Give back each entry unchanged, minus pictures.
** Start of Available records **
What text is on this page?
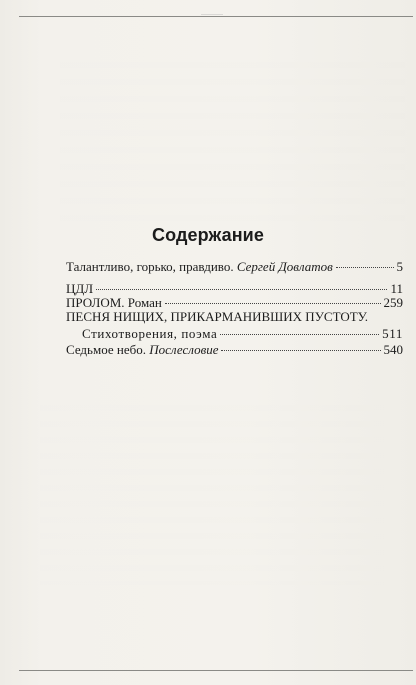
Содержание
Талантливо, горько, правдиво. Сергей Довлатов	5
ЦДЛ	11
ПРОЛОМ. Роман	259
ПЕСНЯ НИЩИХ, ПРИКАРМАНИВШИХ ПУСТОТУ.
Стихотворения, поэма	511
Седьмое небо. Послесловие	540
** End of Available records **
* [Result of the exercise]
What text is on this page?
Содержание
Талантливо, горько, правдиво. Сергей Довлатов	5
ЦДЛ	11
ПРОЛОМ. Роман	259
ПЕСНЯ НИЩИХ, ПРИКАРМАНИВШИХ ПУСТОТУ.
Стихотворения, поэма	511
Седьмое небо. Послесловие	540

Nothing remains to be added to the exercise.